▶ _AIM_
Leave the pictures out. Return all other data exactly.
__________
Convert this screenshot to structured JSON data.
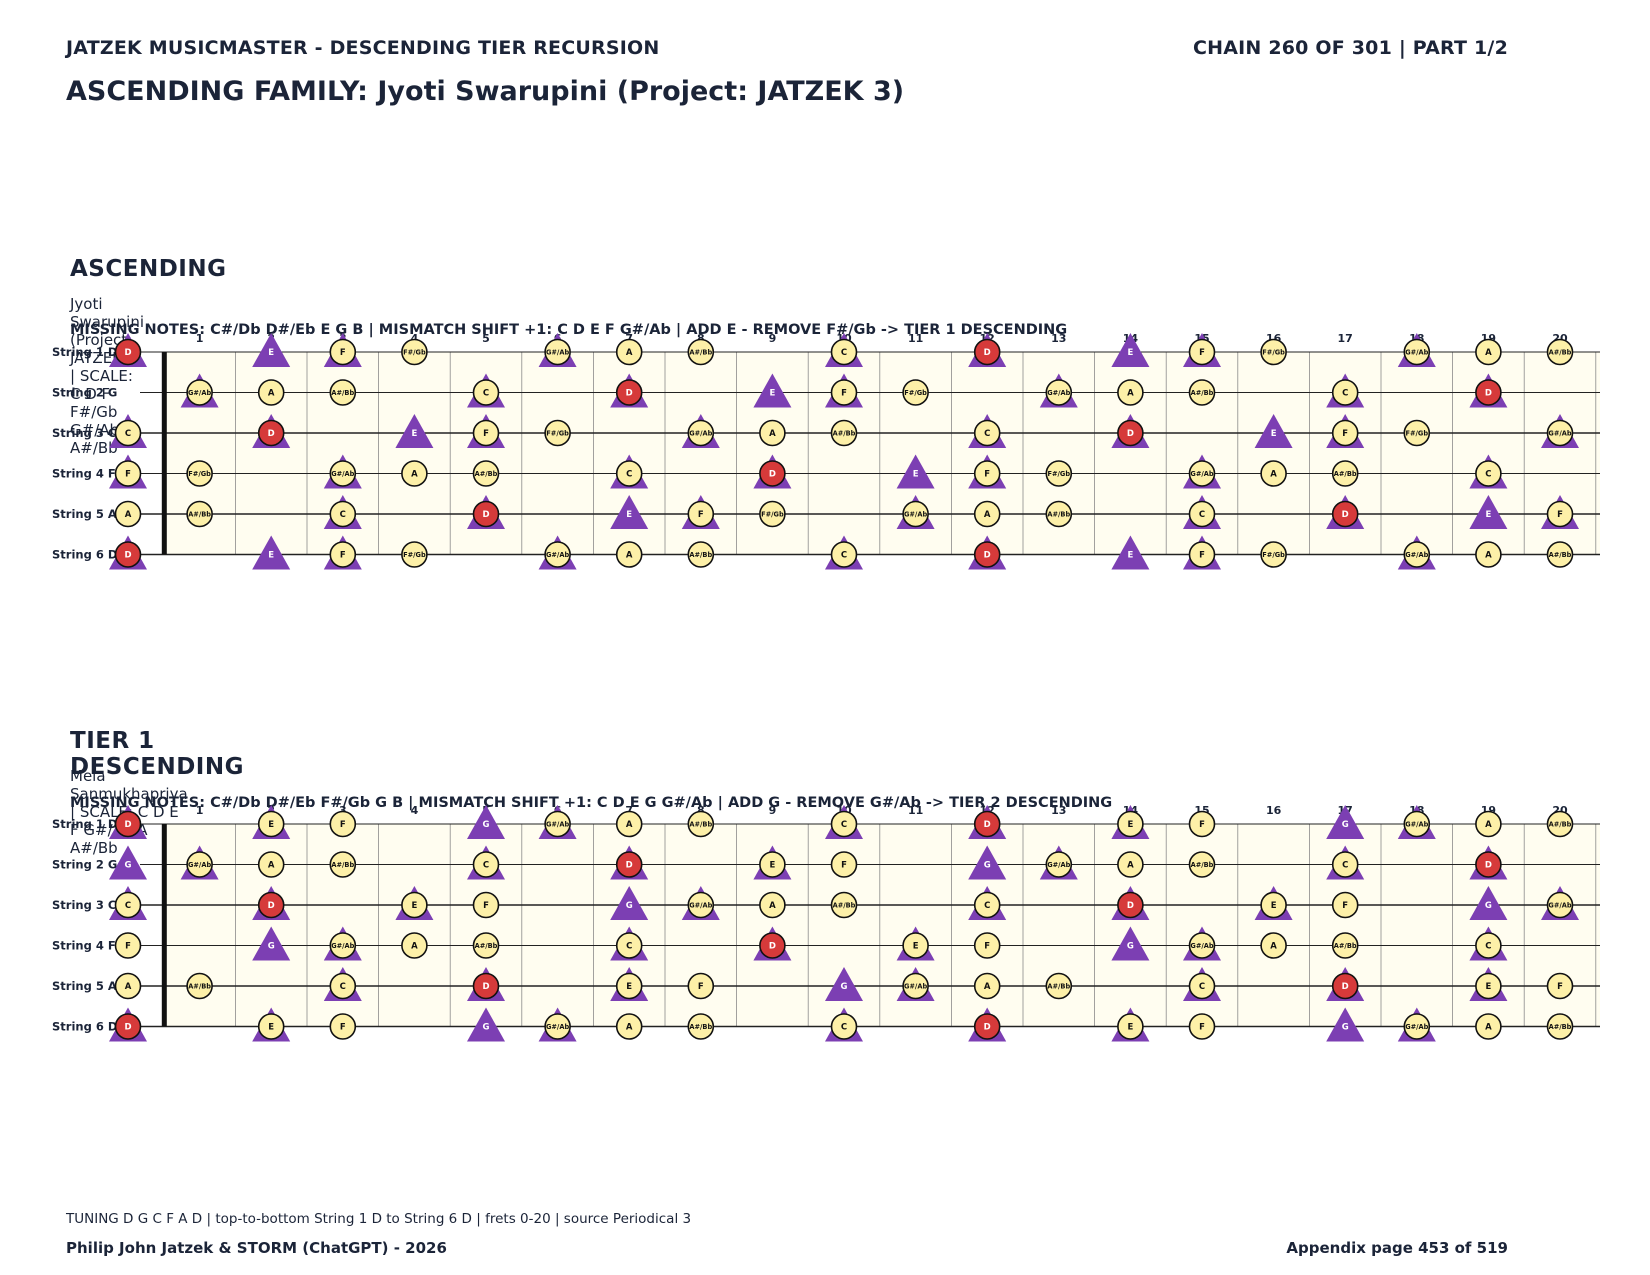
{
  "header": {
    "left": "JATZEK MUSICMASTER - DESCENDING TIER RECURSION",
    "right": "CHAIN 260 OF 301  |  PART 1/2",
    "title": "ASCENDING FAMILY: Jyoti Swarupini (Project: JATZEK 3)"
  },
  "sections": [
    {
      "heading": "ASCENDING",
      "subtitle": "Jyoti Swarupini (Project: JATZEK 3)  |  SCALE: C D F F#/Gb G#/Ab A A#/Bb",
      "missing": "MISSING NOTES: C#/Db D#/Eb E G B  |  MISMATCH SHIFT +1: C D E F G#/Ab  |  ADD E - REMOVE F#/Gb -> TIER 1 DESCENDING",
      "scale": [
        "C",
        "D",
        "F",
        "F#/Gb",
        "G#/Ab",
        "A",
        "A#/Bb"
      ],
      "shift": [
        "C",
        "D",
        "E",
        "F",
        "G#/Ab"
      ]
    },
    {
      "heading": "TIER 1 DESCENDING",
      "subtitle": "Mela Sanmukhapriya  |  SCALE: C D E F G#/Ab A A#/Bb",
      "missing": "MISSING NOTES: C#/Db D#/Eb F#/Gb G B  |  MISMATCH SHIFT +1: C D E G G#/Ab  |  ADD G - REMOVE G#/Ab -> TIER 2 DESCENDING",
      "scale": [
        "C",
        "D",
        "E",
        "F",
        "G#/Ab",
        "A",
        "A#/Bb"
      ],
      "shift": [
        "C",
        "D",
        "E",
        "G",
        "G#/Ab"
      ]
    }
  ],
  "fretboard": {
    "string_labels": [
      "String 1 D",
      "String 2 G",
      "String 3 C",
      "String 4 F",
      "String 5 A",
      "String 6 D"
    ],
    "open_notes": [
      "D",
      "G",
      "C",
      "F",
      "A",
      "D"
    ],
    "fret_numbers": [
      "1",
      "2",
      "3",
      "4",
      "5",
      "6",
      "7",
      "8",
      "9",
      "10",
      "11",
      "12",
      "13",
      "14",
      "15",
      "16",
      "17",
      "18",
      "19",
      "20"
    ],
    "root": "D",
    "colors": {
      "board": "#fffdf0",
      "note_fill": "#fdf0a8",
      "root_fill": "#d63a3a",
      "triangle": "#7c3fb3",
      "ink": "#1b2438"
    }
  },
  "footer": {
    "tuning": "TUNING D G C F A D | top-to-bottom String 1 D to String 6 D | frets 0-20 | source Periodical 3",
    "credit": "Philip John Jatzek & STORM (ChatGPT) - 2026",
    "page": "Appendix page 453 of 519"
  }
}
__________
▶ _SOLUTION BELOW_
Convert this screenshot to structured JSON data.
{
  "header": {
    "left": "JATZEK MUSICMASTER - DESCENDING TIER RECURSION",
    "right": "CHAIN 260 OF 301  |  PART 1/2",
    "title": "ASCENDING FAMILY: Jyoti Swarupini (Project: JATZEK 3)"
  },
  "sections": [
    {
      "heading": "ASCENDING",
      "subtitle": "Jyoti Swarupini (Project: JATZEK 3)  |  SCALE: C D F F#/Gb G#/Ab A A#/Bb",
      "missing": "MISSING NOTES: C#/Db D#/Eb E G B  |  MISMATCH SHIFT +1: C D E F G#/Ab  |  ADD E - REMOVE F#/Gb -> TIER 1 DESCENDING",
      "scale": [
        "C",
        "D",
        "F",
        "F#/Gb",
        "G#/Ab",
        "A",
        "A#/Bb"
      ],
      "shift": [
        "C",
        "D",
        "E",
        "F",
        "G#/Ab"
      ]
    },
    {
      "heading": "TIER 1 DESCENDING",
      "subtitle": "Mela Sanmukhapriya  |  SCALE: C D E F G#/Ab A A#/Bb",
      "missing": "MISSING NOTES: C#/Db D#/Eb F#/Gb G B  |  MISMATCH SHIFT +1: C D E G G#/Ab  |  ADD G - REMOVE G#/Ab -> TIER 2 DESCENDING",
      "scale": [
        "C",
        "D",
        "E",
        "F",
        "G#/Ab",
        "A",
        "A#/Bb"
      ],
      "shift": [
        "C",
        "D",
        "E",
        "G",
        "G#/Ab"
      ]
    }
  ],
  "fretboard": {
    "string_labels": [
      "String 1 D",
      "String 2 G",
      "String 3 C",
      "String 4 F",
      "String 5 A",
      "String 6 D"
    ],
    "open_notes": [
      "D",
      "G",
      "C",
      "F",
      "A",
      "D"
    ],
    "fret_numbers": [
      "1",
      "2",
      "3",
      "4",
      "5",
      "6",
      "7",
      "8",
      "9",
      "10",
      "11",
      "12",
      "13",
      "14",
      "15",
      "16",
      "17",
      "18",
      "19",
      "20"
    ],
    "root": "D",
    "colors": {
      "board": "#fffdf0",
      "note_fill": "#fdf0a8",
      "root_fill": "#d63a3a",
      "triangle": "#7c3fb3",
      "ink": "#1b2438"
    }
  },
  "footer": {
    "tuning": "TUNING D G C F A D | top-to-bottom String 1 D to String 6 D | frets 0-20 | source Periodical 3",
    "credit": "Philip John Jatzek & STORM (ChatGPT) - 2026",
    "page": "Appendix page 453 of 519"
  }
}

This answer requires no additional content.